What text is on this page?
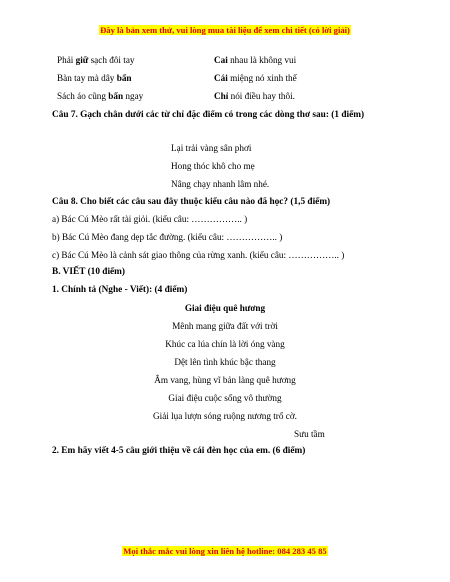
Đây là bản xem thử, vui lòng mua tài liệu để xem chi tiết (có lời giải)
Phải giữ sạch đôi tay	Cai nhau là không vui
Bàn tay mà dây bẩn	Cái miệng nó xinh thế
Sách áo cũng bẩn ngay	Chỉ nói điều hay thôi.
Câu 7. Gạch chân dưới các từ chỉ đặc điểm có trong các dòng thơ sau: (1 điểm)
Lại trải vàng sân phơi
Hong thóc khô cho mẹ
Nâng chạy nhanh lâm nhé.
Câu 8. Cho biết các câu sau đây thuộc kiểu câu nào đã học? (1,5 điểm)
a) Bác Cú Mèo rất tài giỏi. (kiểu câu: …………….. )
b) Bác Cú Mèo đang dẹp tắc đường. (kiểu câu: …………….. )
c) Bác Cú Mèo là cảnh sát giao thông của rừng xanh. (kiểu câu: …………….. )
B. VIẾT (10 điểm)
1. Chính tả (Nghe - Viết): (4 điểm)
Giai điệu quê hương
Mênh mang giữa đất với trời
Khúc ca lúa chín là lời óng vàng
Dệt lên tình khúc bậc thang
Âm vang, hùng vĩ bản làng quê hương
Giai điệu cuộc sống vô thường
Giải lụa lượn sóng ruộng nương trổ cờ.
Sưu tầm
2. Em hãy viết 4-5 câu giới thiệu về cái đèn học của em. (6 điểm)
Mọi thắc mắc vui lòng xin liên hệ hotline: 084 283 45 85
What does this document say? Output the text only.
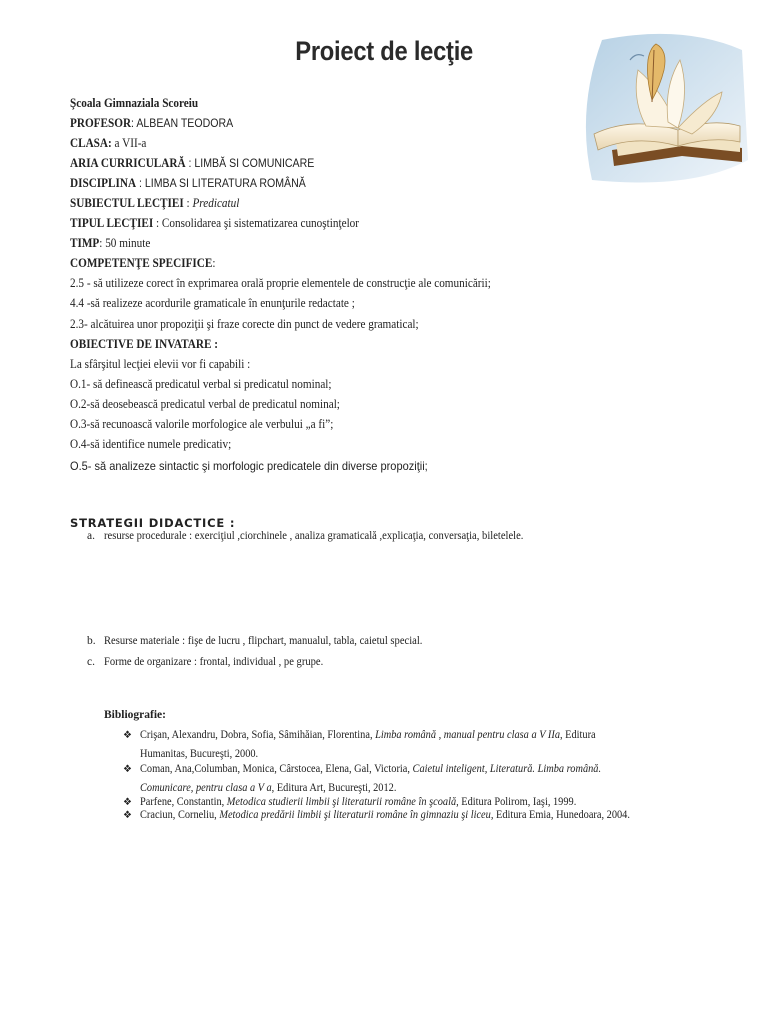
Proiect de lecţie
Şcoala Gimnaziala Scoreiu
PROFESOR: ALBEAN TEODORA
CLASA: a VII-a
ARIA CURRICULARĂ : LIMBĂ SI COMUNICARE
DISCIPLINA : LIMBA SI LITERATURA ROMÂNĂ
SUBIECTUL LECŢIEI : Predicatul
TIPUL LECŢIEI : Consolidarea şi sistematizarea cunoştinţelor
TIMP: 50 minute
COMPETENŢE SPECIFICE:
2.5 - să utilizeze corect în exprimarea orală proprie elementele de construcţie ale comunicării;
4.4 -să realizeze acordurile gramaticale în enunţurile redactate ;
2.3- alcătuirea unor propoziţii şi fraze corecte din punct de vedere gramatical;
OBIECTIVE DE INVATARE :
La sfârşitul lecţiei elevii vor fi capabili :
O.1- să definească predicatul verbal si predicatul nominal;
O.2-să deosebească predicatul verbal de predicatul nominal;
O.3-să recunoască valorile morfologice ale verbului „a fi”;
O.4-să identifice numele predicativ;
O.5- să analizeze sintactic şi morfologic predicatele din diverse propoziţii;
STRATEGII DIDACTICE :
a. resurse procedurale : exerciţiul ,ciorchinele , analiza gramaticală ,explicaţia, conversaţia, biletelele.
b. Resurse materiale : fişe de lucru , flipchart, manualul, tabla, caietul special.
c. Forme de organizare : frontal, individual , pe grupe.
Bibliografie:
❖ Crişan, Alexandru, Dobra, Sofia, Sâmihăian, Florentina, Limba română , manual pentru clasa a V IIa, Editura
Humanitas, Bucureşti, 2000.
❖ Coman, Ana,Columban, Monica, Cârstocea, Elena, Gal, Victoria, Caietul inteligent, Literatură. Limba română.
Comunicare, pentru clasa a V a, Editura Art, Bucureşti, 2012.
❖ Parfene, Constantin, Metodica studierii limbii şi literaturii române în şcoală, Editura Polirom, Iaşi, 1999.
❖ Craciun, Corneliu, Metodica predării limbii şi literaturii române în gimnaziu şi liceu, Editura Emia, Hunedoara, 2004.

### WHAT IS REQUIRED:
Make an exact copy of all entries above, dropping the images.

### RESPONSE:
What text is on this page?
Đây là bản xem thử, vui lòng mua tài liệu để xem chi tiết (có lời giải)
Phải giữ sạch đôi tay	Cai nhau là không vui
Bàn tay mà dây bẩn	Cái miệng nó xinh thế
Sách áo cũng bẩn ngay	Chỉ nói điều hay thôi.
Câu 7. Gạch chân dưới các từ chỉ đặc điểm có trong các dòng thơ sau: (1 điểm)
Lại trải vàng sân phơi
Hong thóc khô cho mẹ
Nâng chạy nhanh lâm nhé.
Câu 8. Cho biết các câu sau đây thuộc kiểu câu nào đã học? (1,5 điểm)
a) Bác Cú Mèo rất tài giỏi. (kiểu câu: …………….. )
b) Bác Cú Mèo đang dẹp tắc đường. (kiểu câu: …………….. )
c) Bác Cú Mèo là cảnh sát giao thông của rừng xanh. (kiểu câu: …………….. )
B. VIẾT (10 điểm)
1. Chính tả (Nghe - Viết): (4 điểm)
Giai điệu quê hương
Mênh mang giữa đất với trời
Khúc ca lúa chín là lời óng vàng
Dệt lên tình khúc bậc thang
Âm vang, hùng vĩ bản làng quê hương
Giai điệu cuộc sống vô thường
Giải lụa lượn sóng ruộng nương trổ cờ.
Sưu tầm
2. Em hãy viết 4-5 câu giới thiệu về cái đèn học của em. (6 điểm)
Mọi thắc mắc vui lòng xin liên hệ hotline: 084 283 45 85
What does this document say? Output the text only.
Proiect de lecţie
Şcoala Gimnaziala Scoreiu
PROFESOR: ALBEAN TEODORA
CLASA: a VII-a
ARIA CURRICULARĂ : LIMBĂ SI COMUNICARE
DISCIPLINA : LIMBA SI LITERATURA ROMÂNĂ
SUBIECTUL LECŢIEI : Predicatul
TIPUL LECŢIEI : Consolidarea şi sistematizarea cunoştinţelor
TIMP: 50 minute
COMPETENŢE SPECIFICE:
2.5 - să utilizeze corect în exprimarea orală proprie elementele de construcţie ale comunicării;
4.4 -să realizeze acordurile gramaticale în enunţurile redactate ;
2.3- alcătuirea unor propoziţii şi fraze corecte din punct de vedere gramatical;
OBIECTIVE DE INVATARE :
La sfârşitul lecţiei elevii vor fi capabili :
O.1- să definească predicatul verbal si predicatul nominal;
O.2-să deosebească predicatul verbal de predicatul nominal;
O.3-să recunoască valorile morfologice ale verbului „a fi”;
O.4-să identifice numele predicativ;
O.5- să analizeze sintactic şi morfologic predicatele din diverse propoziţii;
STRATEGII DIDACTICE :
a. resurse procedurale : exerciţiul ,ciorchinele , analiza gramaticală ,explicaţia, conversaţia, biletelele.
b. Resurse materiale : fişe de lucru , flipchart, manualul, tabla, caietul special.
c. Forme de organizare : frontal, individual , pe grupe.
Bibliografie:
❖ Crişan, Alexandru, Dobra, Sofia, Sâmihăian, Florentina, Limba română , manual pentru clasa a V IIa, Editura
Humanitas, Bucureşti, 2000.
❖ Coman, Ana,Columban, Monica, Cârstocea, Elena, Gal, Victoria, Caietul inteligent, Literatură. Limba română.
Comunicare, pentru clasa a V a, Editura Art, Bucureşti, 2012.
❖ Parfene, Constantin, Metodica studierii limbii şi literaturii române în şcoală, Editura Polirom, Iaşi, 1999.
❖ Craciun, Corneliu, Metodica predării limbii şi literaturii române în gimnaziu şi liceu, Editura Emia, Hunedoara, 2004.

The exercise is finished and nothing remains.